--- Material for this exercise ---

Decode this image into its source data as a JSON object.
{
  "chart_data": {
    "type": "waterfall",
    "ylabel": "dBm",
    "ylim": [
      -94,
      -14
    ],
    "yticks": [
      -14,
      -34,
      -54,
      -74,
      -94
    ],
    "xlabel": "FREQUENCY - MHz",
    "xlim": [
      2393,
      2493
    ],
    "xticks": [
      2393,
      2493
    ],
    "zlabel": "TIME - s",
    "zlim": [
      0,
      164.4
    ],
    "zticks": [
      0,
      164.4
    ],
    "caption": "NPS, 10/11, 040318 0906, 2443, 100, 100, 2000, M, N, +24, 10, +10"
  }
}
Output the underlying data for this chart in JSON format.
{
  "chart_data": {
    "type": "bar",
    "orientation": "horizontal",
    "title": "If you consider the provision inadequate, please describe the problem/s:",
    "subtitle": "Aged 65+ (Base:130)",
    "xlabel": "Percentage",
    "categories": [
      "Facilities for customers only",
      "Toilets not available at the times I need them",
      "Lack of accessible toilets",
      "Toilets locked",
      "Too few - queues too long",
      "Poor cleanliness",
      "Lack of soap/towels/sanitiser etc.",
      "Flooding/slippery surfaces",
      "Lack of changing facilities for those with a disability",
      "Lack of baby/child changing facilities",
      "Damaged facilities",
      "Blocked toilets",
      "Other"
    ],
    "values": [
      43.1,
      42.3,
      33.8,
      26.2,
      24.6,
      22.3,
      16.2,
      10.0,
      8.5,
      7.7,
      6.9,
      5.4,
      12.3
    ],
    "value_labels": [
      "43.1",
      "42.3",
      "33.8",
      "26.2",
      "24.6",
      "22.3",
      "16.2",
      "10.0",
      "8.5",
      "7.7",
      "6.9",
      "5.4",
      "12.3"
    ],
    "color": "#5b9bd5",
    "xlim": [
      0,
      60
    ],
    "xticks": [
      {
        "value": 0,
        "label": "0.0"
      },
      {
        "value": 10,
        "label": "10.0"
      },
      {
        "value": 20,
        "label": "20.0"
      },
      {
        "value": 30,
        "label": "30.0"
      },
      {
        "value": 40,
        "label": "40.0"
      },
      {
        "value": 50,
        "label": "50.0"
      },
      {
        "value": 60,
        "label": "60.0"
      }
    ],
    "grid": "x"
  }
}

---

_Your instructions_:
Write out the full set of records exactly as given.

_Exercise result_:
Decode this image into its source data as a JSON object.
{
  "chart_data": {
    "type": "waterfall",
    "ylabel": "dBm",
    "ylim": [
      -94,
      -14
    ],
    "yticks": [
      -14,
      -34,
      -54,
      -74,
      -94
    ],
    "xlabel": "FREQUENCY - MHz",
    "xlim": [
      2393,
      2493
    ],
    "xticks": [
      2393,
      2493
    ],
    "zlabel": "TIME - s",
    "zlim": [
      0,
      164.4
    ],
    "zticks": [
      0,
      164.4
    ],
    "caption": "NPS, 10/11, 040318 0906, 2443, 100, 100, 2000, M, N, +24, 10, +10"
  }
}
Output the underlying data for this chart in JSON format.
{
  "chart_data": {
    "type": "bar",
    "orientation": "horizontal",
    "title": "If you consider the provision inadequate, please describe the problem/s:",
    "subtitle": "Aged 65+ (Base:130)",
    "xlabel": "Percentage",
    "categories": [
      "Facilities for customers only",
      "Toilets not available at the times I need them",
      "Lack of accessible toilets",
      "Toilets locked",
      "Too few - queues too long",
      "Poor cleanliness",
      "Lack of soap/towels/sanitiser etc.",
      "Flooding/slippery surfaces",
      "Lack of changing facilities for those with a disability",
      "Lack of baby/child changing facilities",
      "Damaged facilities",
      "Blocked toilets",
      "Other"
    ],
    "values": [
      43.1,
      42.3,
      33.8,
      26.2,
      24.6,
      22.3,
      16.2,
      10.0,
      8.5,
      7.7,
      6.9,
      5.4,
      12.3
    ],
    "value_labels": [
      "43.1",
      "42.3",
      "33.8",
      "26.2",
      "24.6",
      "22.3",
      "16.2",
      "10.0",
      "8.5",
      "7.7",
      "6.9",
      "5.4",
      "12.3"
    ],
    "color": "#5b9bd5",
    "xlim": [
      0,
      60
    ],
    "xticks": [
      {
        "value": 0,
        "label": "0.0"
      },
      {
        "value": 10,
        "label": "10.0"
      },
      {
        "value": 20,
        "label": "20.0"
      },
      {
        "value": 30,
        "label": "30.0"
      },
      {
        "value": 40,
        "label": "40.0"
      },
      {
        "value": 50,
        "label": "50.0"
      },
      {
        "value": 60,
        "label": "60.0"
      }
    ],
    "grid": "x"
  }
}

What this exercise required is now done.